§ **Instructions for the task**: In the records below, find each line containing the word "JSON" and copy it.

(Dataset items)
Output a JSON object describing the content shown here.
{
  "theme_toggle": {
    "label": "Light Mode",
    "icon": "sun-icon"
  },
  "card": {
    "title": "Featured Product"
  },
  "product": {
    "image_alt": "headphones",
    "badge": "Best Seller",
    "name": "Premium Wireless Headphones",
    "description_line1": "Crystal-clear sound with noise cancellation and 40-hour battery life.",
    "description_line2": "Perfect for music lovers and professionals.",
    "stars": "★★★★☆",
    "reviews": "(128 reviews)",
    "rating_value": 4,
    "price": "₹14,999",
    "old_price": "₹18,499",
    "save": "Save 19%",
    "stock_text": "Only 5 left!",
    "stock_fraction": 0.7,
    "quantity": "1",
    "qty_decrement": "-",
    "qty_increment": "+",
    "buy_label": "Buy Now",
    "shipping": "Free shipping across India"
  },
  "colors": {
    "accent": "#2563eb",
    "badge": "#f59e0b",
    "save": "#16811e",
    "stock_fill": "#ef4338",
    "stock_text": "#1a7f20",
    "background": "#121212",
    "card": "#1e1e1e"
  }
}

...

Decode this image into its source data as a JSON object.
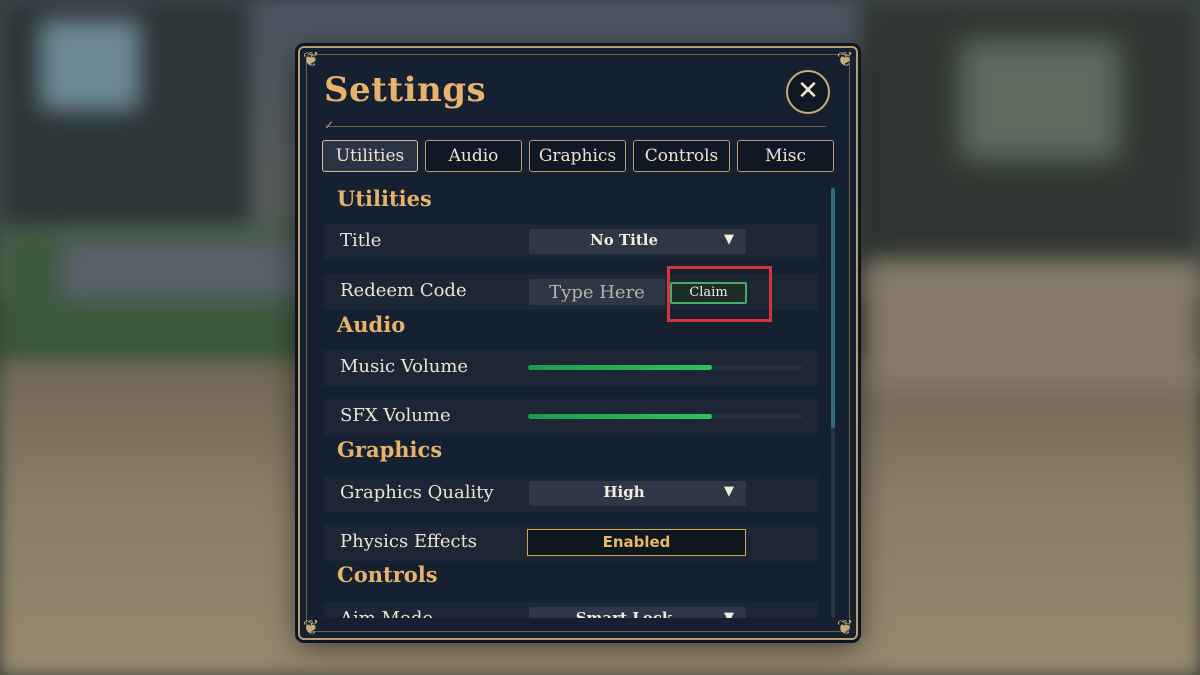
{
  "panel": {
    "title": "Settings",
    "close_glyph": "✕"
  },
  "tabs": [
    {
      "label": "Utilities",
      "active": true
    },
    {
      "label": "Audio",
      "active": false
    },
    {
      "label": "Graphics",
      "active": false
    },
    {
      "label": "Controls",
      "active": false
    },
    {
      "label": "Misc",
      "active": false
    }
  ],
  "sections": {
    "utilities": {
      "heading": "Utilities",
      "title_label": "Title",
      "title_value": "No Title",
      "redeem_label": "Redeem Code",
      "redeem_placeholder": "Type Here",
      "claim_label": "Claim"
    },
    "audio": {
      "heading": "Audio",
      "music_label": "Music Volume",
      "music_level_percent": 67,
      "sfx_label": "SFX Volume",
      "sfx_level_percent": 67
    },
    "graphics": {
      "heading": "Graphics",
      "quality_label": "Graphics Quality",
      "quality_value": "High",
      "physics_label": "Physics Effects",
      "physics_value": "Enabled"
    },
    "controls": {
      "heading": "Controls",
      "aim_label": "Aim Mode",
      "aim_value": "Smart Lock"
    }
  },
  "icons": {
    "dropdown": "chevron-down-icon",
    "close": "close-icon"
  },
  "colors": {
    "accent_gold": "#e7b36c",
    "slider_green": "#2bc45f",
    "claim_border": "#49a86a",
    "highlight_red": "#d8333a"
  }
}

§ **Right answer**:
Output a JSON object describing the content shown here.
Decode this image into its source data as a JSON object.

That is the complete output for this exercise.